Task objective:
In the entries that follow, count each line containing "horizontal" and state the total, nothing more.

·····

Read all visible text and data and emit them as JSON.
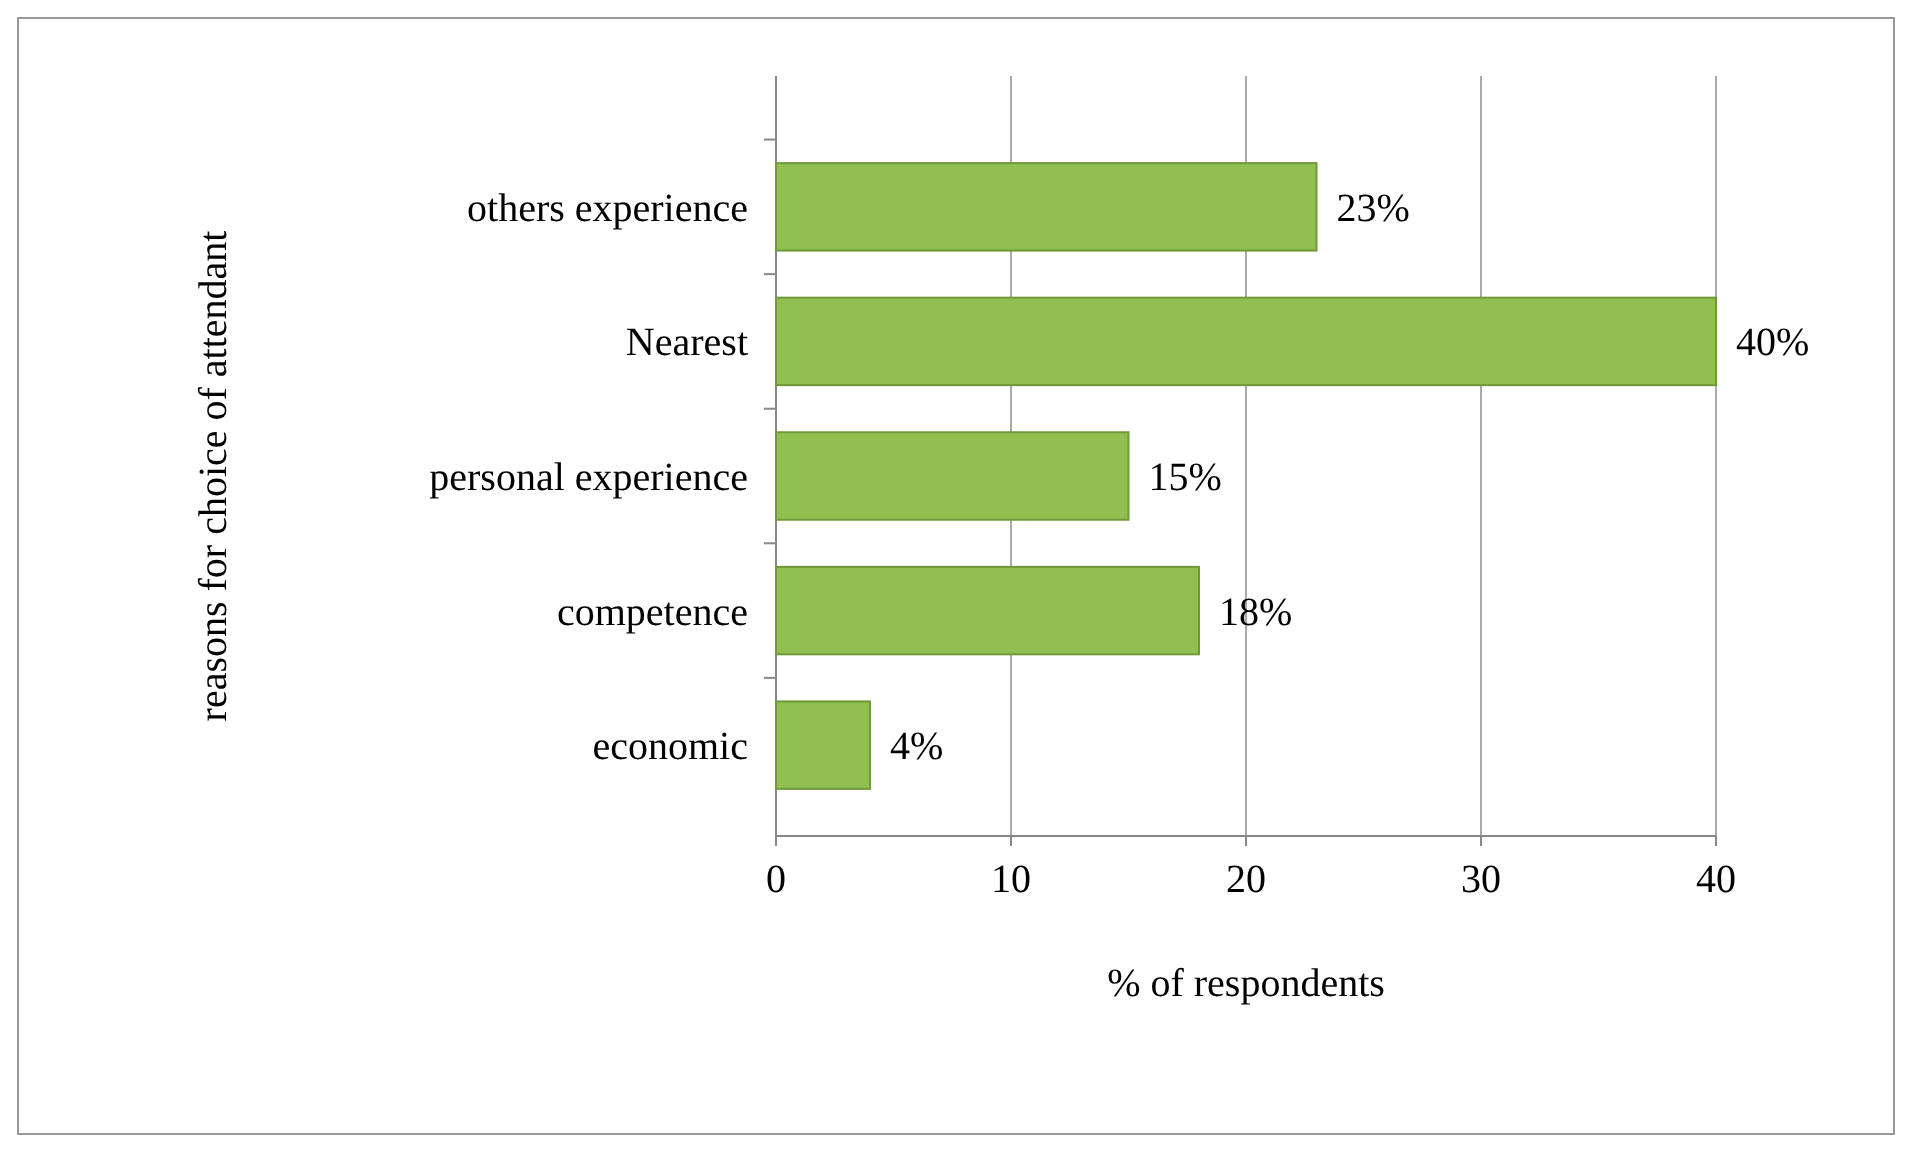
{
  "chart_data": {
    "type": "bar",
    "orientation": "horizontal",
    "xlabel": "% of respondents",
    "ylabel": "reasons for choice of attendant",
    "categories": [
      "others experience",
      "Nearest",
      "personal experience",
      "competence",
      "economic"
    ],
    "values": [
      23,
      40,
      15,
      18,
      4
    ],
    "value_labels": [
      "23%",
      "40%",
      "15%",
      "18%",
      "4%"
    ],
    "color": "#92c050",
    "xlim": [
      0,
      40
    ],
    "xticks": [
      0,
      10,
      20,
      30,
      40
    ],
    "grid": "x"
  }
}
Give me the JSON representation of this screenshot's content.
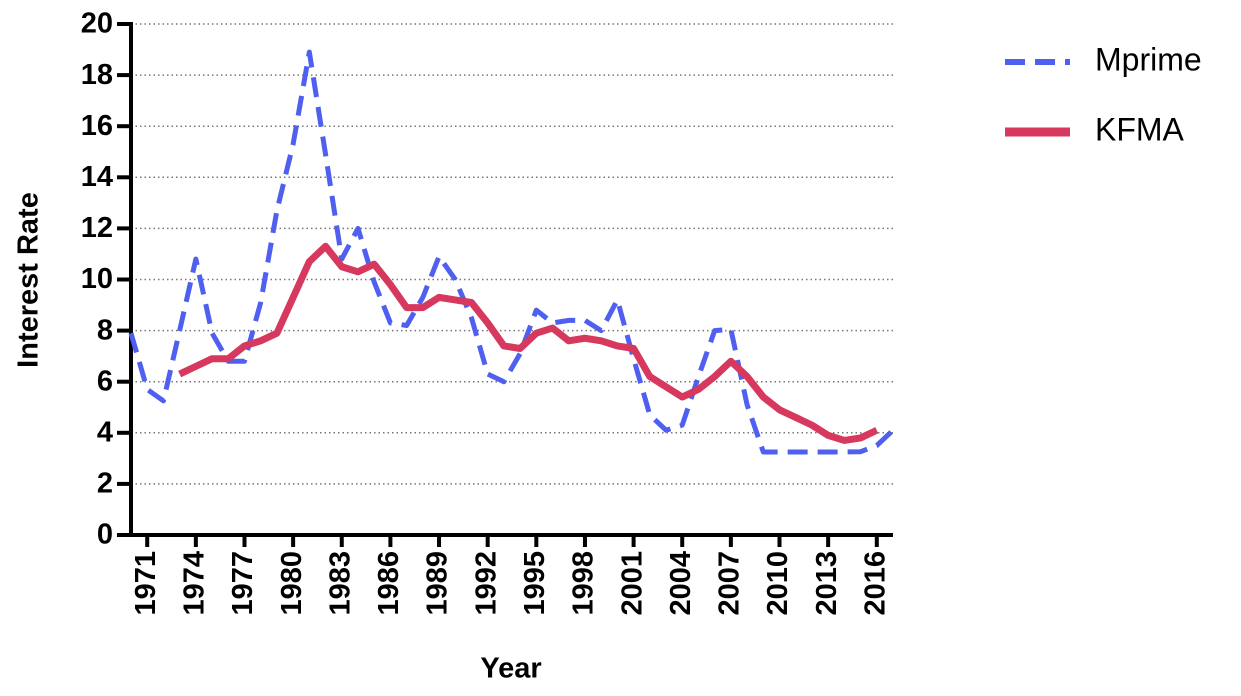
{
  "chart_data": {
    "type": "line",
    "x_label": "Year",
    "y_label": "Interest Rate",
    "x": [
      1970,
      1971,
      1972,
      1973,
      1974,
      1975,
      1976,
      1977,
      1978,
      1979,
      1980,
      1981,
      1982,
      1983,
      1984,
      1985,
      1986,
      1987,
      1988,
      1989,
      1990,
      1991,
      1992,
      1993,
      1994,
      1995,
      1996,
      1997,
      1998,
      1999,
      2000,
      2001,
      2002,
      2003,
      2004,
      2005,
      2006,
      2007,
      2008,
      2009,
      2010,
      2011,
      2012,
      2013,
      2014,
      2015,
      2016,
      2017
    ],
    "series": [
      {
        "name": "Mprime",
        "color": "#4f5ff0",
        "dash": true,
        "values": [
          7.9,
          5.7,
          5.25,
          8.0,
          10.8,
          7.9,
          6.8,
          6.8,
          9.1,
          12.7,
          15.3,
          18.9,
          14.9,
          10.8,
          12.0,
          9.9,
          8.3,
          8.2,
          9.3,
          10.9,
          10.0,
          8.5,
          6.3,
          6.0,
          7.1,
          8.8,
          8.3,
          8.4,
          8.4,
          8.0,
          9.2,
          6.9,
          4.7,
          4.1,
          4.3,
          6.2,
          8.0,
          8.05,
          5.1,
          3.25,
          3.25,
          3.25,
          3.25,
          3.25,
          3.25,
          3.26,
          3.5,
          4.1
        ]
      },
      {
        "name": "KFMA",
        "color": "#d6385e",
        "dash": false,
        "values": [
          null,
          null,
          null,
          6.3,
          6.6,
          6.9,
          6.9,
          7.4,
          7.6,
          7.9,
          9.3,
          10.7,
          11.3,
          10.5,
          10.3,
          10.6,
          9.8,
          8.9,
          8.9,
          9.3,
          9.2,
          9.1,
          8.3,
          7.4,
          7.3,
          7.9,
          8.1,
          7.6,
          7.7,
          7.6,
          7.4,
          7.3,
          6.2,
          5.8,
          5.4,
          5.7,
          6.2,
          6.8,
          6.2,
          5.4,
          4.9,
          4.6,
          4.3,
          3.9,
          3.7,
          3.8,
          4.1,
          null
        ]
      }
    ],
    "xlim": [
      1970,
      2017
    ],
    "xticks": [
      1971,
      1974,
      1977,
      1980,
      1983,
      1986,
      1989,
      1992,
      1995,
      1998,
      2001,
      2004,
      2007,
      2010,
      2013,
      2016
    ],
    "ylim": [
      0,
      20
    ],
    "yticks": [
      0,
      2,
      4,
      6,
      8,
      10,
      12,
      14,
      16,
      18,
      20
    ],
    "grid": true,
    "legend": "right"
  }
}
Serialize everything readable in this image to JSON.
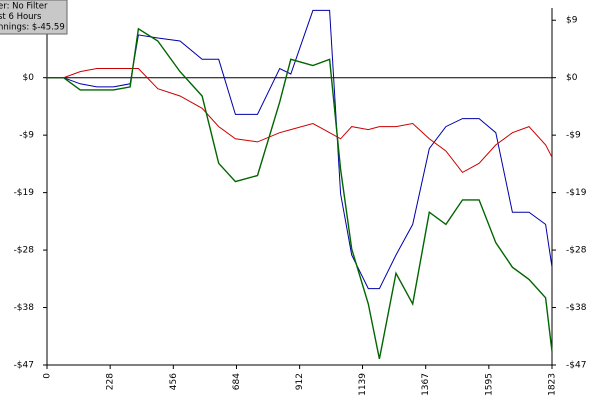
{
  "chart_data": {
    "type": "line",
    "legend_lines": [
      "er: No Filter",
      "st  6 Hours",
      "nnings: $-45.59"
    ],
    "x": [
      0,
      60,
      120,
      180,
      240,
      300,
      330,
      400,
      480,
      560,
      620,
      680,
      760,
      840,
      880,
      960,
      1020,
      1060,
      1100,
      1160,
      1200,
      1260,
      1320,
      1380,
      1440,
      1500,
      1560,
      1620,
      1680,
      1740,
      1800,
      1823
    ],
    "xlim": [
      0,
      1823
    ],
    "xticks": [
      0,
      228,
      456,
      684,
      912,
      1139,
      1367,
      1595,
      1823
    ],
    "ylim": [
      -47,
      11.4
    ],
    "yticks": [
      {
        "value": 9.4,
        "label": "$9"
      },
      {
        "value": 0,
        "label": "$0"
      },
      {
        "value": -9.4,
        "label": "-$9"
      },
      {
        "value": -18.8,
        "label": "-$19"
      },
      {
        "value": -28.2,
        "label": "-$28"
      },
      {
        "value": -37.6,
        "label": "-$38"
      },
      {
        "value": -47,
        "label": "-$47"
      }
    ],
    "y2lim": [
      -47,
      11.4
    ],
    "y2ticks": [
      {
        "value": 9.4,
        "label": "$9"
      },
      {
        "value": 0,
        "label": "$0"
      },
      {
        "value": -9.4,
        "label": "-$9"
      },
      {
        "value": -18.8,
        "label": "-$19"
      },
      {
        "value": -28.2,
        "label": "-$28"
      },
      {
        "value": -37.6,
        "label": "-$38"
      },
      {
        "value": -47,
        "label": "-$47"
      }
    ],
    "series": [
      {
        "color": "#0000aa",
        "values": [
          0,
          0,
          -1,
          -1.5,
          -1.5,
          -1,
          7,
          6.5,
          6,
          3,
          3,
          -6,
          -6,
          1.5,
          0.6,
          11,
          11,
          -19,
          -29,
          -34.5,
          -34.5,
          -29,
          -24,
          -11.6,
          -8,
          -6.7,
          -6.7,
          -9,
          -22,
          -22,
          -24,
          -31
        ]
      },
      {
        "color": "#cc0000",
        "values": [
          0,
          0,
          1,
          1.5,
          1.5,
          1.5,
          1.5,
          -1.8,
          -3,
          -5,
          -8,
          -10,
          -10.5,
          -9,
          -8.5,
          -7.5,
          -9,
          -10,
          -8,
          -8.5,
          -8,
          -8,
          -7.5,
          -10,
          -12,
          -15.5,
          -14,
          -11,
          -9,
          -8,
          -11,
          -13
        ]
      },
      {
        "color": "#006600",
        "values": [
          0,
          0,
          -2,
          -2,
          -2,
          -1.5,
          8,
          6,
          1,
          -3,
          -14,
          -17,
          -16,
          -4,
          3,
          2,
          3,
          -15,
          -28,
          -37,
          -46,
          -32,
          -37,
          -22,
          -24,
          -20,
          -20,
          -27,
          -31,
          -33,
          -36,
          -44.8
        ]
      }
    ]
  }
}
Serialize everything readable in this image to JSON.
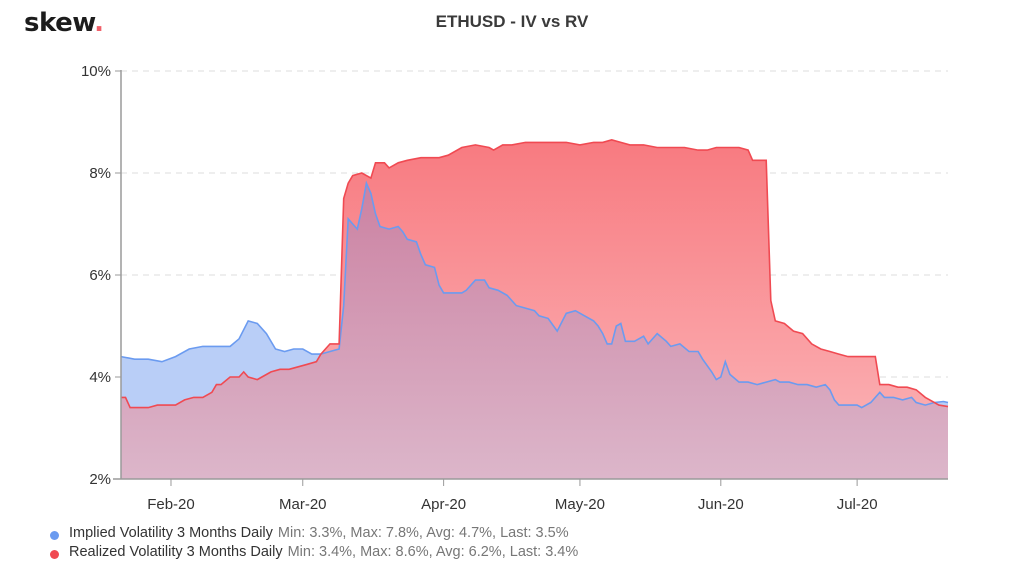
{
  "header": {
    "logo_text": "skew",
    "logo_dot": ".",
    "title": "ETHUSD - IV vs RV"
  },
  "colors": {
    "iv_line": "#6b9bf0",
    "iv_fill": "#b9cef7",
    "rv_line": "#f04a52",
    "rv_fill_top": "#f87a80",
    "rv_fill_bottom": "#fbb8bb",
    "overlap_fill": "#d49ab4",
    "axis": "#9a9a9a",
    "grid": "#dddddd",
    "logo_dot": "#f0606a"
  },
  "legend": [
    {
      "name": "Implied Volatility 3 Months Daily",
      "stats": "Min: 3.3%, Max: 7.8%, Avg: 4.7%, Last: 3.5%",
      "color": "#6b9bf0"
    },
    {
      "name": "Realized Volatility 3 Months Daily",
      "stats": "Min: 3.4%, Max: 8.6%, Avg: 6.2%, Last: 3.4%",
      "color": "#f04a52"
    }
  ],
  "chart_data": {
    "type": "area",
    "title": "ETHUSD - IV vs RV",
    "xlabel": "",
    "ylabel": "",
    "ylim": [
      2,
      10
    ],
    "yticks": [
      "2%",
      "4%",
      "6%",
      "8%",
      "10%"
    ],
    "ytick_values": [
      2,
      4,
      6,
      8,
      10
    ],
    "xticks": [
      "Feb-20",
      "Mar-20",
      "Apr-20",
      "May-20",
      "Jun-20",
      "Jul-20"
    ],
    "xtick_day_index": [
      11,
      40,
      71,
      101,
      132,
      162
    ],
    "x_start": "2020-01-21",
    "x_end": "2020-07-22",
    "grid": "horizontal dashed",
    "legend_position": "bottom-left",
    "series": [
      {
        "name": "Implied Volatility 3 Months Daily",
        "min": 3.3,
        "max": 7.8,
        "avg": 4.7,
        "last": 3.5,
        "points": [
          [
            0,
            4.4
          ],
          [
            3,
            4.35
          ],
          [
            6,
            4.35
          ],
          [
            9,
            4.3
          ],
          [
            12,
            4.4
          ],
          [
            15,
            4.55
          ],
          [
            18,
            4.6
          ],
          [
            21,
            4.6
          ],
          [
            24,
            4.6
          ],
          [
            26,
            4.75
          ],
          [
            28,
            5.1
          ],
          [
            30,
            5.05
          ],
          [
            32,
            4.85
          ],
          [
            34,
            4.55
          ],
          [
            36,
            4.5
          ],
          [
            38,
            4.55
          ],
          [
            40,
            4.55
          ],
          [
            42,
            4.45
          ],
          [
            44,
            4.45
          ],
          [
            46,
            4.5
          ],
          [
            48,
            4.55
          ],
          [
            49,
            5.4
          ],
          [
            50,
            7.1
          ],
          [
            51,
            7.0
          ],
          [
            52,
            6.9
          ],
          [
            53,
            7.3
          ],
          [
            54,
            7.8
          ],
          [
            55,
            7.6
          ],
          [
            56,
            7.2
          ],
          [
            57,
            6.95
          ],
          [
            59,
            6.9
          ],
          [
            61,
            6.95
          ],
          [
            62,
            6.85
          ],
          [
            63,
            6.7
          ],
          [
            65,
            6.65
          ],
          [
            66,
            6.4
          ],
          [
            67,
            6.2
          ],
          [
            69,
            6.15
          ],
          [
            70,
            5.8
          ],
          [
            71,
            5.65
          ],
          [
            73,
            5.65
          ],
          [
            75,
            5.65
          ],
          [
            76,
            5.7
          ],
          [
            78,
            5.9
          ],
          [
            80,
            5.9
          ],
          [
            81,
            5.75
          ],
          [
            83,
            5.7
          ],
          [
            85,
            5.6
          ],
          [
            87,
            5.4
          ],
          [
            89,
            5.35
          ],
          [
            91,
            5.3
          ],
          [
            92,
            5.2
          ],
          [
            94,
            5.15
          ],
          [
            96,
            4.9
          ],
          [
            98,
            5.25
          ],
          [
            100,
            5.3
          ],
          [
            102,
            5.2
          ],
          [
            104,
            5.1
          ],
          [
            105,
            5.0
          ],
          [
            106,
            4.85
          ],
          [
            107,
            4.65
          ],
          [
            108,
            4.65
          ],
          [
            109,
            5.0
          ],
          [
            110,
            5.05
          ],
          [
            111,
            4.7
          ],
          [
            113,
            4.7
          ],
          [
            115,
            4.8
          ],
          [
            116,
            4.65
          ],
          [
            118,
            4.85
          ],
          [
            120,
            4.7
          ],
          [
            121,
            4.6
          ],
          [
            123,
            4.65
          ],
          [
            125,
            4.5
          ],
          [
            127,
            4.5
          ],
          [
            128,
            4.35
          ],
          [
            130,
            4.1
          ],
          [
            131,
            3.95
          ],
          [
            132,
            4.0
          ],
          [
            133,
            4.3
          ],
          [
            134,
            4.05
          ],
          [
            136,
            3.9
          ],
          [
            138,
            3.9
          ],
          [
            140,
            3.85
          ],
          [
            142,
            3.9
          ],
          [
            144,
            3.95
          ],
          [
            145,
            3.9
          ],
          [
            147,
            3.9
          ],
          [
            149,
            3.85
          ],
          [
            151,
            3.85
          ],
          [
            153,
            3.8
          ],
          [
            155,
            3.85
          ],
          [
            156,
            3.75
          ],
          [
            157,
            3.55
          ],
          [
            158,
            3.45
          ],
          [
            160,
            3.45
          ],
          [
            162,
            3.45
          ],
          [
            163,
            3.4
          ],
          [
            165,
            3.5
          ],
          [
            167,
            3.7
          ],
          [
            168,
            3.6
          ],
          [
            170,
            3.6
          ],
          [
            172,
            3.55
          ],
          [
            174,
            3.6
          ],
          [
            175,
            3.5
          ],
          [
            177,
            3.45
          ],
          [
            179,
            3.5
          ],
          [
            181,
            3.52
          ],
          [
            182,
            3.5
          ]
        ]
      },
      {
        "name": "Realized Volatility 3 Months Daily",
        "min": 3.4,
        "max": 8.6,
        "avg": 6.2,
        "last": 3.4,
        "points": [
          [
            0,
            3.6
          ],
          [
            1,
            3.6
          ],
          [
            2,
            3.4
          ],
          [
            4,
            3.4
          ],
          [
            6,
            3.4
          ],
          [
            8,
            3.45
          ],
          [
            10,
            3.45
          ],
          [
            12,
            3.45
          ],
          [
            14,
            3.55
          ],
          [
            16,
            3.6
          ],
          [
            18,
            3.6
          ],
          [
            20,
            3.7
          ],
          [
            21,
            3.85
          ],
          [
            22,
            3.85
          ],
          [
            24,
            4.0
          ],
          [
            26,
            4.0
          ],
          [
            27,
            4.1
          ],
          [
            28,
            4.0
          ],
          [
            30,
            3.95
          ],
          [
            31,
            4.0
          ],
          [
            33,
            4.1
          ],
          [
            35,
            4.15
          ],
          [
            37,
            4.15
          ],
          [
            39,
            4.2
          ],
          [
            41,
            4.25
          ],
          [
            43,
            4.3
          ],
          [
            44,
            4.45
          ],
          [
            46,
            4.65
          ],
          [
            47,
            4.65
          ],
          [
            48,
            4.65
          ],
          [
            49,
            7.5
          ],
          [
            50,
            7.8
          ],
          [
            51,
            7.95
          ],
          [
            53,
            8.0
          ],
          [
            55,
            7.9
          ],
          [
            56,
            8.2
          ],
          [
            58,
            8.2
          ],
          [
            59,
            8.1
          ],
          [
            61,
            8.2
          ],
          [
            63,
            8.25
          ],
          [
            66,
            8.3
          ],
          [
            70,
            8.3
          ],
          [
            72,
            8.35
          ],
          [
            75,
            8.5
          ],
          [
            78,
            8.55
          ],
          [
            81,
            8.5
          ],
          [
            82,
            8.45
          ],
          [
            84,
            8.55
          ],
          [
            86,
            8.55
          ],
          [
            89,
            8.6
          ],
          [
            92,
            8.6
          ],
          [
            95,
            8.6
          ],
          [
            98,
            8.6
          ],
          [
            101,
            8.55
          ],
          [
            104,
            8.6
          ],
          [
            106,
            8.6
          ],
          [
            108,
            8.65
          ],
          [
            110,
            8.6
          ],
          [
            112,
            8.55
          ],
          [
            115,
            8.55
          ],
          [
            118,
            8.5
          ],
          [
            121,
            8.5
          ],
          [
            124,
            8.5
          ],
          [
            127,
            8.45
          ],
          [
            129,
            8.45
          ],
          [
            131,
            8.5
          ],
          [
            134,
            8.5
          ],
          [
            136,
            8.5
          ],
          [
            138,
            8.45
          ],
          [
            139,
            8.25
          ],
          [
            141,
            8.25
          ],
          [
            142,
            8.25
          ],
          [
            143,
            5.5
          ],
          [
            144,
            5.1
          ],
          [
            146,
            5.05
          ],
          [
            148,
            4.9
          ],
          [
            150,
            4.85
          ],
          [
            152,
            4.65
          ],
          [
            154,
            4.55
          ],
          [
            156,
            4.5
          ],
          [
            158,
            4.45
          ],
          [
            160,
            4.4
          ],
          [
            162,
            4.4
          ],
          [
            164,
            4.4
          ],
          [
            166,
            4.4
          ],
          [
            167,
            3.85
          ],
          [
            169,
            3.85
          ],
          [
            171,
            3.8
          ],
          [
            173,
            3.8
          ],
          [
            175,
            3.75
          ],
          [
            177,
            3.6
          ],
          [
            178,
            3.55
          ],
          [
            180,
            3.45
          ],
          [
            182,
            3.42
          ]
        ]
      }
    ]
  }
}
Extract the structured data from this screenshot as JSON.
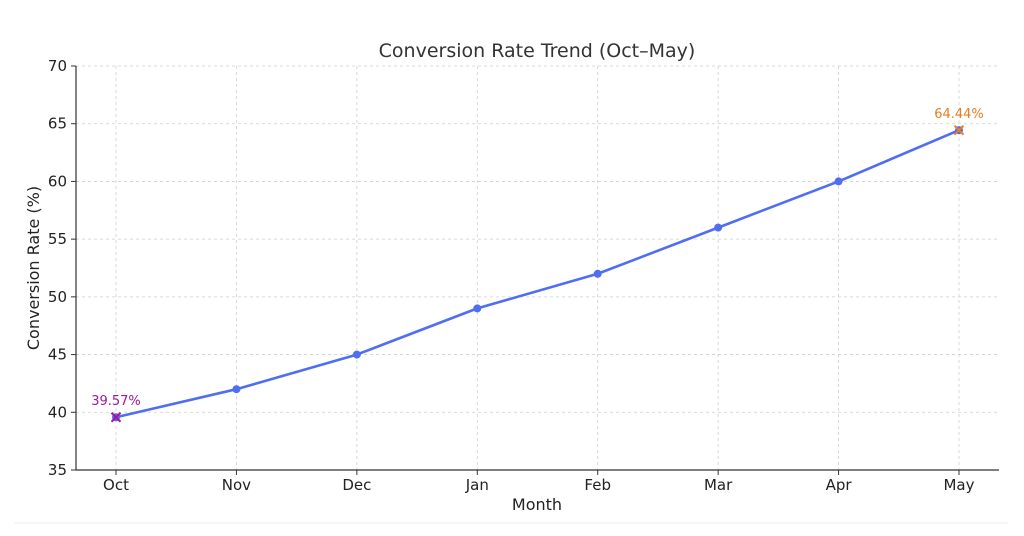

·····

Solution below:
2